■ **Exercise instructions**:
Scan the material that follows. Copy every line containing the word "dSTEC".

■ **Items**:
──────

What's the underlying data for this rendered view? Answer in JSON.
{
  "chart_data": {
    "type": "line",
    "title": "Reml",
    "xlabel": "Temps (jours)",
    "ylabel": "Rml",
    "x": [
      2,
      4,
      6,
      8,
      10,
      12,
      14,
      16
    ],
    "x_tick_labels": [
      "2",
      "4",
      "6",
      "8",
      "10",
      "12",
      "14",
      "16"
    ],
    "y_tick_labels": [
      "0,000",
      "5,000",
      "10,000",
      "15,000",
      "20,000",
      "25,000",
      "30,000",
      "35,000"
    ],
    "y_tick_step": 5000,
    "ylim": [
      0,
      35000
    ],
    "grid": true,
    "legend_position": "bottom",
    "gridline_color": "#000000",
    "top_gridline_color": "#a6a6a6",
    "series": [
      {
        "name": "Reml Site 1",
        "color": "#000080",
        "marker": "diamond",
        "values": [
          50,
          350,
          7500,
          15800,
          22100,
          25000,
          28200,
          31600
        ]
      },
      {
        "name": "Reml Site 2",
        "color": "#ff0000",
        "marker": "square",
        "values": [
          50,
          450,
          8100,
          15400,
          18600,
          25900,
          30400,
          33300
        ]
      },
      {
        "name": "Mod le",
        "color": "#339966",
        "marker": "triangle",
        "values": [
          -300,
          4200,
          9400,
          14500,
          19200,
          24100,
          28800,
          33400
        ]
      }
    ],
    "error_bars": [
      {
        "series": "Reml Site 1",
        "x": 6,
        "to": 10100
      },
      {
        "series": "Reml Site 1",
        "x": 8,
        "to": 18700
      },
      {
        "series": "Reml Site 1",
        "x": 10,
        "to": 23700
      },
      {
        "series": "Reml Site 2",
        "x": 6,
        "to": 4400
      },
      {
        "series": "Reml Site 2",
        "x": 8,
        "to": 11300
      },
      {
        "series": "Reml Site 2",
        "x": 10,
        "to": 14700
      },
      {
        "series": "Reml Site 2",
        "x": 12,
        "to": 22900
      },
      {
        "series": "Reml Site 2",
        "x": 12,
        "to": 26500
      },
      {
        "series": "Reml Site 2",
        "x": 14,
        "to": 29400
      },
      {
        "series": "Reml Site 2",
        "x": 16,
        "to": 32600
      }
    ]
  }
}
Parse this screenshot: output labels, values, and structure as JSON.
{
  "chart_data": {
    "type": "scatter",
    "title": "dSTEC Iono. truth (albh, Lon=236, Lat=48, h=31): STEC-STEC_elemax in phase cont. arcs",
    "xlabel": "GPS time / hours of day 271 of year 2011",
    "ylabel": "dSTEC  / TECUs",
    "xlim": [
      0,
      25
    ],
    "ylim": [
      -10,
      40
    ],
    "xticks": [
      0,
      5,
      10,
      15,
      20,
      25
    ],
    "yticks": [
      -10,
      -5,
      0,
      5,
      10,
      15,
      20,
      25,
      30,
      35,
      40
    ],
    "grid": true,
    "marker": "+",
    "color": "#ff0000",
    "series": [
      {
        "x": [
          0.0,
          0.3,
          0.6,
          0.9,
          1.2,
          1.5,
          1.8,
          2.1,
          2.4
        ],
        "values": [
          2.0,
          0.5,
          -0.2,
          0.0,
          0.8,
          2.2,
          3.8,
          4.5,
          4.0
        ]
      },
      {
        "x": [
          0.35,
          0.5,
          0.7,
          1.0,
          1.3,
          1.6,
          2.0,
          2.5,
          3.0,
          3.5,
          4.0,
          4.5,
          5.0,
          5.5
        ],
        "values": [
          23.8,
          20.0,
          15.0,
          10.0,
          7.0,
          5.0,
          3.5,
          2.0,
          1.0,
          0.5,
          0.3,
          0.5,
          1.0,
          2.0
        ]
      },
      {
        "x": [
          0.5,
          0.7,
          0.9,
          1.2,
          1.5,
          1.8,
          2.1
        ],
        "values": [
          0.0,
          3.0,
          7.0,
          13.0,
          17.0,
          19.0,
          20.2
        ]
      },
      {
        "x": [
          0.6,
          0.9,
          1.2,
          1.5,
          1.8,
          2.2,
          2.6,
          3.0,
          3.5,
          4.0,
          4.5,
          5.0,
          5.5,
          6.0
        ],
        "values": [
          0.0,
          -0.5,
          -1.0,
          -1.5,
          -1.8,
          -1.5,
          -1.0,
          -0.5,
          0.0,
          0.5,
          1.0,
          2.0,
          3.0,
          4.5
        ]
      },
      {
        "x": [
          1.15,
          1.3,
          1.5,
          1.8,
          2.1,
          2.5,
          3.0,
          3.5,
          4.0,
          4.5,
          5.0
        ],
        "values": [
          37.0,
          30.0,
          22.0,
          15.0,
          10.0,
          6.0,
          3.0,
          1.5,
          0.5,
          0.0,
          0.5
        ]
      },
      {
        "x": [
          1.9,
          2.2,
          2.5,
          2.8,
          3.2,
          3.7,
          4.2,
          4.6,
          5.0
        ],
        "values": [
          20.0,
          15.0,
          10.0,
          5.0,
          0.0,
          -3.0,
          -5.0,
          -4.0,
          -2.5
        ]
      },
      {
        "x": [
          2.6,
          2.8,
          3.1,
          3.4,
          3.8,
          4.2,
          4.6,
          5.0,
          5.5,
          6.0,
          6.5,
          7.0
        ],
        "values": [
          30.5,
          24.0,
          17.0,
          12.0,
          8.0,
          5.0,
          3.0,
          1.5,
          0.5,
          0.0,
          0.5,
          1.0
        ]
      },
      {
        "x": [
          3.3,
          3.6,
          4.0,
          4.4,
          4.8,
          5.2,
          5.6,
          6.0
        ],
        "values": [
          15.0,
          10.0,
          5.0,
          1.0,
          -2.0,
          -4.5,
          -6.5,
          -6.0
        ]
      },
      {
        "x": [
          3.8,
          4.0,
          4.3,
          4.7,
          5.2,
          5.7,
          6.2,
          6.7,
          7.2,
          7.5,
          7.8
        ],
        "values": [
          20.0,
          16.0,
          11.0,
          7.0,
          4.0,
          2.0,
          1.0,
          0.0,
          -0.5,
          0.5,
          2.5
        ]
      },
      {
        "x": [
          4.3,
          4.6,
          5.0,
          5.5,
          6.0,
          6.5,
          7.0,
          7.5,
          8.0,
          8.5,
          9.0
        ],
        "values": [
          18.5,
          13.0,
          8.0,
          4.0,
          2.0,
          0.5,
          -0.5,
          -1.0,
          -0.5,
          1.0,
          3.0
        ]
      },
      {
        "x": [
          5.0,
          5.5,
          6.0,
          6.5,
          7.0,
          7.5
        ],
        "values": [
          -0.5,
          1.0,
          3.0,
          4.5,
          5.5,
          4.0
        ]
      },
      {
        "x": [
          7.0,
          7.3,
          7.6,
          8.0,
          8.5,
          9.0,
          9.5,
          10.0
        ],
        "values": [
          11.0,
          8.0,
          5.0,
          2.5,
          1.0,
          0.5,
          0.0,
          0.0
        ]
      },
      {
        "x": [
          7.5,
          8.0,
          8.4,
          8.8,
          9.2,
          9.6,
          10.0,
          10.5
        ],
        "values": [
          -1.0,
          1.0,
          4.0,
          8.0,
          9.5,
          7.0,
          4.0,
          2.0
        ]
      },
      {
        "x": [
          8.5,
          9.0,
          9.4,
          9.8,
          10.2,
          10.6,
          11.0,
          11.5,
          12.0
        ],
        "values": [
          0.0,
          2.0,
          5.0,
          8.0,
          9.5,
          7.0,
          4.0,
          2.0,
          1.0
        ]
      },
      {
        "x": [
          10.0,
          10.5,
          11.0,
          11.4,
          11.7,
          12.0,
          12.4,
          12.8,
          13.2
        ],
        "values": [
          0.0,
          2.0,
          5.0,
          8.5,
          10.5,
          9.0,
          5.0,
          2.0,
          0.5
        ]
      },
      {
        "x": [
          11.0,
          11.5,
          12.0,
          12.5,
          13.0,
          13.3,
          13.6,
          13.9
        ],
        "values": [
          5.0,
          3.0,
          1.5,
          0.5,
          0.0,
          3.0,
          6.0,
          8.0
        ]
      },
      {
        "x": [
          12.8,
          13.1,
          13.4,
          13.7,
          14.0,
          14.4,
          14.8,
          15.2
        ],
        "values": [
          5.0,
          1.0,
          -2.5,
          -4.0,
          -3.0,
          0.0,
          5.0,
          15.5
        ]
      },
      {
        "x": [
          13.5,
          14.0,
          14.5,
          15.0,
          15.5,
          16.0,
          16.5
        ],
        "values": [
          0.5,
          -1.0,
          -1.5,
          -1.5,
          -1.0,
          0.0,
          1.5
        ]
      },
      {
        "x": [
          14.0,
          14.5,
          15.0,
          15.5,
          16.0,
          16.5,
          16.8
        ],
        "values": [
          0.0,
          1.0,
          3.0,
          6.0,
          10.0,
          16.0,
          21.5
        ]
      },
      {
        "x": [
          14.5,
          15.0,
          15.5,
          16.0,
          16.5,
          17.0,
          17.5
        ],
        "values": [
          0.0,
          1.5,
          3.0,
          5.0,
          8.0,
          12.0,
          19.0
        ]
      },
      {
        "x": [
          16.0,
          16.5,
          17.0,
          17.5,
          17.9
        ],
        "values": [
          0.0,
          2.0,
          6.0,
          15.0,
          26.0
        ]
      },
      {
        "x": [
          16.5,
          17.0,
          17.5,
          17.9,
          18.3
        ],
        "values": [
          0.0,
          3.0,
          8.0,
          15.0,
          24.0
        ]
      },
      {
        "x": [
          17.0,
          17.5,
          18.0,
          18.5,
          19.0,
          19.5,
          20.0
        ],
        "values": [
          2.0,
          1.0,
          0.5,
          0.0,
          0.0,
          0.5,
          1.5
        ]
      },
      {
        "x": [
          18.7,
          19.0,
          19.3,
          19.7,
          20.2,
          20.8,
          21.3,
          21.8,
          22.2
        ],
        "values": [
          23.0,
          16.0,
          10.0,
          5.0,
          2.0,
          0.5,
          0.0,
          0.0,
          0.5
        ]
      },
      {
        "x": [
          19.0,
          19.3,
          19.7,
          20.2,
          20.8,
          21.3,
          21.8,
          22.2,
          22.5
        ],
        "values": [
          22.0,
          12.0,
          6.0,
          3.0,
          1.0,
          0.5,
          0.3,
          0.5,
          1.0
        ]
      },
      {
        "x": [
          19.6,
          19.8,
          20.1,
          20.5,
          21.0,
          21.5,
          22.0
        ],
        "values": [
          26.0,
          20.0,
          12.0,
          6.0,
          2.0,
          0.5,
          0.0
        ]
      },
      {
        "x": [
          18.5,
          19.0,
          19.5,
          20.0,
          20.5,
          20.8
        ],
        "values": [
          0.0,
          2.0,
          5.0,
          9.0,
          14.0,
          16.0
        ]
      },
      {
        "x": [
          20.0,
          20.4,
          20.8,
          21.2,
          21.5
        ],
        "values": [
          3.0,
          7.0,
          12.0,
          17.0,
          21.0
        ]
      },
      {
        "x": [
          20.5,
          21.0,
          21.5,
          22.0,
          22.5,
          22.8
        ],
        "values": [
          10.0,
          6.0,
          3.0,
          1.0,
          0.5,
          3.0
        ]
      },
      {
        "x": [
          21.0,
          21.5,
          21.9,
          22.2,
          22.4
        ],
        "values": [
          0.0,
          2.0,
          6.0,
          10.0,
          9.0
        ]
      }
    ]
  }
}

──────

■ **Task solution**:
    "title": "dSTEC Iono. truth (albh, Lon=236, Lat=48, h=31): STEC-STEC_elemax in phase cont. arcs",
    "ylabel": "dSTEC  / TECUs",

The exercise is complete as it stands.